Return the listing word for word, as given.

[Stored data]
---

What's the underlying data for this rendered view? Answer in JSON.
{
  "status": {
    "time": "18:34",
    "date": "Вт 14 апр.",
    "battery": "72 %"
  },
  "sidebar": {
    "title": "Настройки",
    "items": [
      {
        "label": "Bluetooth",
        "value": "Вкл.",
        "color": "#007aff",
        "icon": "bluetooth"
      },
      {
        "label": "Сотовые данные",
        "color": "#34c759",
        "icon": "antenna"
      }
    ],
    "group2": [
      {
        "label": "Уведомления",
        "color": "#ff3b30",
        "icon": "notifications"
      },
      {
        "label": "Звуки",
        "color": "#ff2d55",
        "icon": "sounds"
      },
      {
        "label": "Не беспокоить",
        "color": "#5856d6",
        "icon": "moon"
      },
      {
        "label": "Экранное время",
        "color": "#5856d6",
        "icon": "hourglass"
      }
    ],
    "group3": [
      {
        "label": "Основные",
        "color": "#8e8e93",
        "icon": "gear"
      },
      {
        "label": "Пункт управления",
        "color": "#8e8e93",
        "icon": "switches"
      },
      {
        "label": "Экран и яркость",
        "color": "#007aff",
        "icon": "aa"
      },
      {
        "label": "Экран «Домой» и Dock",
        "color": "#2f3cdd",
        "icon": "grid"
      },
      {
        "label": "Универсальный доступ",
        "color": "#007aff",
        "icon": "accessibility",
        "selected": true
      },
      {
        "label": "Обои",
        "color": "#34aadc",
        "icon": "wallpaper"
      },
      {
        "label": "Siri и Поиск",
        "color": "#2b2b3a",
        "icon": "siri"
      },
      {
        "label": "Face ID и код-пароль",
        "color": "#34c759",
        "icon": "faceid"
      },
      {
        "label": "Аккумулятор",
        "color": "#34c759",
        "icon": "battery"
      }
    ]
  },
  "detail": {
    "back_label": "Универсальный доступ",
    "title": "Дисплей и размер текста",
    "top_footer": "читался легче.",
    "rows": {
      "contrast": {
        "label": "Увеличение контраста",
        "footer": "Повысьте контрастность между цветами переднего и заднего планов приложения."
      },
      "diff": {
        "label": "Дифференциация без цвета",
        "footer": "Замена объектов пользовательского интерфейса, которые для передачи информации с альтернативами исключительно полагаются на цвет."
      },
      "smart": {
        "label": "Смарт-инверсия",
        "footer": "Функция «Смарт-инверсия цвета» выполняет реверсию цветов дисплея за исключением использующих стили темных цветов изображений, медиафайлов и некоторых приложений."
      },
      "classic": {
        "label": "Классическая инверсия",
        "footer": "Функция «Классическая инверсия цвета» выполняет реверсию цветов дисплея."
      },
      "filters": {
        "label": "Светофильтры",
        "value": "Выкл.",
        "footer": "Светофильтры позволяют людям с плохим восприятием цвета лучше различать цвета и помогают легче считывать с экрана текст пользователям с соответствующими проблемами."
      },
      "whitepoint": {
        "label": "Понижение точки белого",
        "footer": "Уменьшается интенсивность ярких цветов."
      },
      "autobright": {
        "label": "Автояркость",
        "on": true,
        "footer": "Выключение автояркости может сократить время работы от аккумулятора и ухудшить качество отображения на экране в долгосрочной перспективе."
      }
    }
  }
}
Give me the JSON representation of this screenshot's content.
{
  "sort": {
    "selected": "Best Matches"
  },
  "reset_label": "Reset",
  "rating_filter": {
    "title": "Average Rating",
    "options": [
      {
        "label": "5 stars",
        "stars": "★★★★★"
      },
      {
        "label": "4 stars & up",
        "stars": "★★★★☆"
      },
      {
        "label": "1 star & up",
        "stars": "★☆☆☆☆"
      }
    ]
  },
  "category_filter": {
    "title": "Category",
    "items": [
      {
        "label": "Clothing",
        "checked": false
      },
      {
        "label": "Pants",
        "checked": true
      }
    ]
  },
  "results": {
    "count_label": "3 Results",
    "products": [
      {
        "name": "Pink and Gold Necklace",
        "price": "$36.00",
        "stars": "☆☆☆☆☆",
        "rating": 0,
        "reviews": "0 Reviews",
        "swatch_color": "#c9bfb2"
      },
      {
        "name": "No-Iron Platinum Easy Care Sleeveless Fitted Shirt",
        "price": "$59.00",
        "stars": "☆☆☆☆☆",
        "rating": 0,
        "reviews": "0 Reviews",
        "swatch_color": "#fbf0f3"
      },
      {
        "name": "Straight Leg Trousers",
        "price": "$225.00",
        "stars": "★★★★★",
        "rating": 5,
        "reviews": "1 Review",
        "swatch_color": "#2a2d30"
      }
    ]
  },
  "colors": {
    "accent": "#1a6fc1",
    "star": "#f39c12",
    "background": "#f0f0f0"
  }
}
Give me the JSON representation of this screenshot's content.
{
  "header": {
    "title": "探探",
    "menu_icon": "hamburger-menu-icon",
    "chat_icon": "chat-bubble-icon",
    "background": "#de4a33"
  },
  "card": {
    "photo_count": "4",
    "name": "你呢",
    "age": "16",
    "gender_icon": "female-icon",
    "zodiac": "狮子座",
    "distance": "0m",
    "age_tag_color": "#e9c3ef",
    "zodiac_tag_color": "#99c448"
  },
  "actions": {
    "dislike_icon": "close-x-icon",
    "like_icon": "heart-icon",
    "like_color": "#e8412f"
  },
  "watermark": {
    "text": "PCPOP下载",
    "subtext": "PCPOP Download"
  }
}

---

**Solution for this task:**
What's the underlying data for this rendered view? Answer in JSON.
{
  "status": {
    "time": "18:34",
    "date": "Вт 14 апр.",
    "battery": "72 %"
  },
  "sidebar": {
    "title": "Настройки",
    "items": [
      {
        "label": "Bluetooth",
        "value": "Вкл.",
        "color": "#007aff",
        "icon": "bluetooth"
      },
      {
        "label": "Сотовые данные",
        "color": "#34c759",
        "icon": "antenna"
      }
    ],
    "group2": [
      {
        "label": "Уведомления",
        "color": "#ff3b30",
        "icon": "notifications"
      },
      {
        "label": "Звуки",
        "color": "#ff2d55",
        "icon": "sounds"
      },
      {
        "label": "Не беспокоить",
        "color": "#5856d6",
        "icon": "moon"
      },
      {
        "label": "Экранное время",
        "color": "#5856d6",
        "icon": "hourglass"
      }
    ],
    "group3": [
      {
        "label": "Основные",
        "color": "#8e8e93",
        "icon": "gear"
      },
      {
        "label": "Пункт управления",
        "color": "#8e8e93",
        "icon": "switches"
      },
      {
        "label": "Экран и яркость",
        "color": "#007aff",
        "icon": "aa"
      },
      {
        "label": "Экран «Домой» и Dock",
        "color": "#2f3cdd",
        "icon": "grid"
      },
      {
        "label": "Универсальный доступ",
        "color": "#007aff",
        "icon": "accessibility",
        "selected": true
      },
      {
        "label": "Обои",
        "color": "#34aadc",
        "icon": "wallpaper"
      },
      {
        "label": "Siri и Поиск",
        "color": "#2b2b3a",
        "icon": "siri"
      },
      {
        "label": "Face ID и код-пароль",
        "color": "#34c759",
        "icon": "faceid"
      },
      {
        "label": "Аккумулятор",
        "color": "#34c759",
        "icon": "battery"
      }
    ]
  },
  "detail": {
    "back_label": "Универсальный доступ",
    "title": "Дисплей и размер текста",
    "top_footer": "читался легче.",
    "rows": {
      "contrast": {
        "label": "Увеличение контраста",
        "footer": "Повысьте контрастность между цветами переднего и заднего планов приложения."
      },
      "diff": {
        "label": "Дифференциация без цвета",
        "footer": "Замена объектов пользовательского интерфейса, которые для передачи информации с альтернативами исключительно полагаются на цвет."
      },
      "smart": {
        "label": "Смарт-инверсия",
        "footer": "Функция «Смарт-инверсия цвета» выполняет реверсию цветов дисплея за исключением использующих стили темных цветов изображений, медиафайлов и некоторых приложений."
      },
      "classic": {
        "label": "Классическая инверсия",
        "footer": "Функция «Классическая инверсия цвета» выполняет реверсию цветов дисплея."
      },
      "filters": {
        "label": "Светофильтры",
        "value": "Выкл.",
        "footer": "Светофильтры позволяют людям с плохим восприятием цвета лучше различать цвета и помогают легче считывать с экрана текст пользователям с соответствующими проблемами."
      },
      "whitepoint": {
        "label": "Понижение точки белого",
        "footer": "Уменьшается интенсивность ярких цветов."
      },
      "autobright": {
        "label": "Автояркость",
        "on": true,
        "footer": "Выключение автояркости может сократить время работы от аккумулятора и ухудшить качество отображения на экране в долгосрочной перспективе."
      }
    }
  }
}
Give me the JSON representation of this screenshot's content.
{
  "sort": {
    "selected": "Best Matches"
  },
  "reset_label": "Reset",
  "rating_filter": {
    "title": "Average Rating",
    "options": [
      {
        "label": "5 stars",
        "stars": "★★★★★"
      },
      {
        "label": "4 stars & up",
        "stars": "★★★★☆"
      },
      {
        "label": "1 star & up",
        "stars": "★☆☆☆☆"
      }
    ]
  },
  "category_filter": {
    "title": "Category",
    "items": [
      {
        "label": "Clothing",
        "checked": false
      },
      {
        "label": "Pants",
        "checked": true
      }
    ]
  },
  "results": {
    "count_label": "3 Results",
    "products": [
      {
        "name": "Pink and Gold Necklace",
        "price": "$36.00",
        "stars": "☆☆☆☆☆",
        "rating": 0,
        "reviews": "0 Reviews",
        "swatch_color": "#c9bfb2"
      },
      {
        "name": "No-Iron Platinum Easy Care Sleeveless Fitted Shirt",
        "price": "$59.00",
        "stars": "☆☆☆☆☆",
        "rating": 0,
        "reviews": "0 Reviews",
        "swatch_color": "#fbf0f3"
      },
      {
        "name": "Straight Leg Trousers",
        "price": "$225.00",
        "stars": "★★★★★",
        "rating": 5,
        "reviews": "1 Review",
        "swatch_color": "#2a2d30"
      }
    ]
  },
  "colors": {
    "accent": "#1a6fc1",
    "star": "#f39c12",
    "background": "#f0f0f0"
  }
}
Give me the JSON representation of this screenshot's content.
{
  "header": {
    "title": "探探",
    "menu_icon": "hamburger-menu-icon",
    "chat_icon": "chat-bubble-icon",
    "background": "#de4a33"
  },
  "card": {
    "photo_count": "4",
    "name": "你呢",
    "age": "16",
    "gender_icon": "female-icon",
    "zodiac": "狮子座",
    "distance": "0m",
    "age_tag_color": "#e9c3ef",
    "zodiac_tag_color": "#99c448"
  },
  "actions": {
    "dislike_icon": "close-x-icon",
    "like_icon": "heart-icon",
    "like_color": "#e8412f"
  },
  "watermark": {
    "text": "PCPOP下载",
    "subtext": "PCPOP Download"
  }
}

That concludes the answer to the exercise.